PASSAGE:
Segment Open

Me: "You didn't at all.  Just wanted you to know. :)"

Thank you, God, for understanding friends and my best-friend-husband.  I am surrounded by people who will support me and love me through my struggles, and for that I am grateful.

Saturday, October 6, 2012

Food: The First Week

Day 2:

This is going to be harder than I thought.  I'm afraid that by limiting myself to eating certain things, I might not eat at all because it's much less convenient.  Interesting that the true meaning of fasting is really abstaining from food.  Hmm.  I also spend a significant amount of time at Sarah's (my workplace) during meal hours, and it takes a lot of self control to not raid her fridge/pantry.  I did help myself to organic applesauce because it didn't have any added sugar, but you better believe I dumped some cinnamon on it.  Yum.

I'm stretching my rules a bit.  I made myself a smoothie using up vanilla yogurt (on the verge of expiring), some frozen fruit (peaches, blackberries, strawberries) and throwing in some spinach.  It tasted delicious, and now I'm having a conscious check because my original "rules" involved using up only that which would perish before the month was over.  We all know frozen fruit could last in the freezer for a long time.  Oops.

And the justification began:
1) What else was I going to do with the yogurt? (As though it's despicable to eat it without any mix-ins.)
2) I was just using up some spinach before it goes bad. (It's awful without dressing.)
3) I was donating blood in a matter of hours and needed to eat something hearty. Hence, the smoothie and a couple scrambled eggs.  After donating, I had a box of raisins and two crackers.  I did, however, say no to the cookies and juice!

For dinner, I was invited out to celebrate my friend Beth's birthday.  (There is no way I was turning this down due to my craving for close-proximity girl friends.)  We went out for Mexican food and I had a chicken salad.  Taco shell, lettuce, tomato, chicken, cheese.  No dressing.  Tortilla chips and a bit of salsa.  I followed the rules.

Segment Closed

WHAT IS NEEDED: Write the next part of the blog entry about the month of food rules, starting right after its last sentence.

MATERIAL SUPPLIED:

Segment Open

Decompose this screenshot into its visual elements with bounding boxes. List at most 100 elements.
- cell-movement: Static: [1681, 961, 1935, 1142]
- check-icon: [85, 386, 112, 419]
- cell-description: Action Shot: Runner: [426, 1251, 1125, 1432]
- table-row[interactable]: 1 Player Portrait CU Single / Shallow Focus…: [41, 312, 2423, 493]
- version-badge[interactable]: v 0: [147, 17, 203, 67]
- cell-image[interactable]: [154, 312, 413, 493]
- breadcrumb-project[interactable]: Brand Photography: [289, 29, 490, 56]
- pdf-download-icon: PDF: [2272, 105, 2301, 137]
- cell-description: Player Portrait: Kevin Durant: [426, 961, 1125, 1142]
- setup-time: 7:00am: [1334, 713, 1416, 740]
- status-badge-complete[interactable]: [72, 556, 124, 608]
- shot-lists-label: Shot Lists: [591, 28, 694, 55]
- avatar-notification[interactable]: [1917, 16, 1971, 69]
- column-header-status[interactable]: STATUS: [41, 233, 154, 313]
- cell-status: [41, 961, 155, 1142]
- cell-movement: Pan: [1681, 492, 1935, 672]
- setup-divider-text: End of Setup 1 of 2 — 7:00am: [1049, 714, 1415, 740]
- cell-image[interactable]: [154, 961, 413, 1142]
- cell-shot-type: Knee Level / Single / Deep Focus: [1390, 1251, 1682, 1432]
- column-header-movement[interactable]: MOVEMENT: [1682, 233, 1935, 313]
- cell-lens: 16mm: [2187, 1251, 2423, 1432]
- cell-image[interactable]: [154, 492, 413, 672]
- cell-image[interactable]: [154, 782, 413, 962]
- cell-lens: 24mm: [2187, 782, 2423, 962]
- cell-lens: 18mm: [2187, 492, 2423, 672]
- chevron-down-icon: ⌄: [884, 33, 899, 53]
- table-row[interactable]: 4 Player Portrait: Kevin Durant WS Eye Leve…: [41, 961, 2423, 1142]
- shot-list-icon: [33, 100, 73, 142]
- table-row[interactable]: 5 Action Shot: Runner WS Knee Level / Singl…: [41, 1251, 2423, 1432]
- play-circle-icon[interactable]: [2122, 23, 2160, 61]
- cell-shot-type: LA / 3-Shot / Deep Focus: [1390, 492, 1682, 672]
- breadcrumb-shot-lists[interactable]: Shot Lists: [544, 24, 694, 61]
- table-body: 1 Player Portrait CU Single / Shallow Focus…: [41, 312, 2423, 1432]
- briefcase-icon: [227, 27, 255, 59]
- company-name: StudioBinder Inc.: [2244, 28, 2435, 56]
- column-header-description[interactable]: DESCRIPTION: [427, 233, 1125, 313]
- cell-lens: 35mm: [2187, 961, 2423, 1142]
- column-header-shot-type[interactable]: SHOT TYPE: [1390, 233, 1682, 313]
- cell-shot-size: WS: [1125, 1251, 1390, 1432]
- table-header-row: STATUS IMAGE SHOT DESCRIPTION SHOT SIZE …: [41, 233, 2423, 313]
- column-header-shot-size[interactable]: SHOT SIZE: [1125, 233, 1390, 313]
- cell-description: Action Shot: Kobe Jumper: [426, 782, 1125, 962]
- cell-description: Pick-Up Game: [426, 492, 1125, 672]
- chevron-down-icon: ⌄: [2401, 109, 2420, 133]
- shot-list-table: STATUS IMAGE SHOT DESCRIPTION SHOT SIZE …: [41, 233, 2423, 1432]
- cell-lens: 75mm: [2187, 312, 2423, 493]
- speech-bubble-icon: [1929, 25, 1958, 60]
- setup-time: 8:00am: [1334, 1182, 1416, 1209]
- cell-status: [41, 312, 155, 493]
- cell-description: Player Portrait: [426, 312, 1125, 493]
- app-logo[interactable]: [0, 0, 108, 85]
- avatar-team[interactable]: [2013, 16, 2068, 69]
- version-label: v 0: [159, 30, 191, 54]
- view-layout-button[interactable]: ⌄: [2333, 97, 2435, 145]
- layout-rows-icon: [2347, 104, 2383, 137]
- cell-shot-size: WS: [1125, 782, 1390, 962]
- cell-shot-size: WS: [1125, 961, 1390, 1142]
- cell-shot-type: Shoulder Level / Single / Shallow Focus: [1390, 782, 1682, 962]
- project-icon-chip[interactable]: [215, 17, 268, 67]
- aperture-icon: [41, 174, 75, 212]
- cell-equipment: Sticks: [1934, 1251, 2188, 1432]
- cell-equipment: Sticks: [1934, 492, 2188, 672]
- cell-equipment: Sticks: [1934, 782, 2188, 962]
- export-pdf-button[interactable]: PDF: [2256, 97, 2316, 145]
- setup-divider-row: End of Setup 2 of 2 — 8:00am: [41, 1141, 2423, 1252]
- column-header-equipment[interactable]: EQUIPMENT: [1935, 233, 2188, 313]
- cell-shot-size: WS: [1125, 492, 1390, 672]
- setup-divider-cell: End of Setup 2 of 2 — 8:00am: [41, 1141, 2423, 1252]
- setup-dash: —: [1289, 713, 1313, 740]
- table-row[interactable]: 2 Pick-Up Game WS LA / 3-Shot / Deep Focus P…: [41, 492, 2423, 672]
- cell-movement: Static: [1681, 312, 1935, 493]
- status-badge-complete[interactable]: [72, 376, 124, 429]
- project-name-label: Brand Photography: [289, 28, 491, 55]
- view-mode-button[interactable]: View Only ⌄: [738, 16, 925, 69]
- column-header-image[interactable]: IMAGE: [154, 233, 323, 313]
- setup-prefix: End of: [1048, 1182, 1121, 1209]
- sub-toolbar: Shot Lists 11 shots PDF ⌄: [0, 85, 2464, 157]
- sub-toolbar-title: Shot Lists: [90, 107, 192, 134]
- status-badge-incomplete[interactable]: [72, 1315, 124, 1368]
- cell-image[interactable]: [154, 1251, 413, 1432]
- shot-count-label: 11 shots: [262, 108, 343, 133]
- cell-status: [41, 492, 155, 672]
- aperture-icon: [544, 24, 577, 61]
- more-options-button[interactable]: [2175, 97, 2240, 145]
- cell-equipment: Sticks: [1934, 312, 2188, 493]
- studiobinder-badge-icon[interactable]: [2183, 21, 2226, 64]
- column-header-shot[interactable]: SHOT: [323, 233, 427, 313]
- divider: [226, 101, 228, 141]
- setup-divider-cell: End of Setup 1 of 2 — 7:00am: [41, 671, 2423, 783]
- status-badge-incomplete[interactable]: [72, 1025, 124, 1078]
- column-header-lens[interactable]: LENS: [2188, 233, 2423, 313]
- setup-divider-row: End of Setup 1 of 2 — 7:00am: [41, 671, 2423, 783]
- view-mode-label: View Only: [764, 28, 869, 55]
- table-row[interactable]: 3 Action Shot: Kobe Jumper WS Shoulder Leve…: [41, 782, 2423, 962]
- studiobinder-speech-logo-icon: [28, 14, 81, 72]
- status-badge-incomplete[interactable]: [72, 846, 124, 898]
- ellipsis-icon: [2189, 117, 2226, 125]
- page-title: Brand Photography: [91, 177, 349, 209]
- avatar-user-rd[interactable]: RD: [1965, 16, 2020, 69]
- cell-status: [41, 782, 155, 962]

Segment Closed

WRITTEN ANSWER:
Day 3:

I adhered to the rules today.  Eggs for breakfast, straight up no-sugar-added applesauce with cinnamon, and homemade chicken soup. (chicken broth, water, carrots (from the fridge), green beans (from the garden), zucchini (from the fridge), onion (from the fridge), potatoes (from the garden), corn (from the fridge), gnocci (from the cupboard - it expired but wasn't opened), rosemary (from the garden) and some pasta I've had forever.  Ok, the pasta was not necessary. I can't seem to get it right!

Day 4:

I realized I could still make my favorite scramble: eggs, potatoes, onion, rosemary, jalapeno (garden).  Yay!

Day 5:

Paul is home from Pasadena and is joining in on the "fun."  We really wanted to catch up over a coffee date at Red Leaf, but resisted.  And grumbled a bit.  So we resorted to sitting on our own couch, and warmed our hands and puckered our lips with a mug of hot water + lemon juice + cinnamon.  Jealous? We drank it and laughed at the simplicity of it all.  Simplicity - isn't that one of the goals of this whole experiment?

Me: *reviewing with Paul what we decided was ok to eat
Paul: "So, if I'm at Andy's for Monday night football, and he provides a bucket of KFC, is that ok to eat?"
Me: "Was it made with olive oil, salt and pepper?"
Paul: "Umm..." *searching for an excuse* "No..."
Me: "Sorry, babe."

Breakfast continues to be easy, but definitely takes a little more time than pouring cereal in a bowl or eating string cheese on the go.

When I told Paul I was going to make applesauce, he sweetly inquired: "don't you usually add sugar to that?"  I frowned: "Yes, but sugar isn't on the list..." So, I threw some apples (including the skin for extra fiber), water, lemon juice and cinnamon into the pot.  Boiled it until the apples were soft, and smooshed it.  Nothing fancy about it.  Paul took the first bite and I asked him "So, how is it?"  His facetious reply: "the best applesauce I've ever tasted."  I love this man for his sense of humor.  (I was disappointed by the blandness and crunchy skins.  I'm peeling the apples next time.)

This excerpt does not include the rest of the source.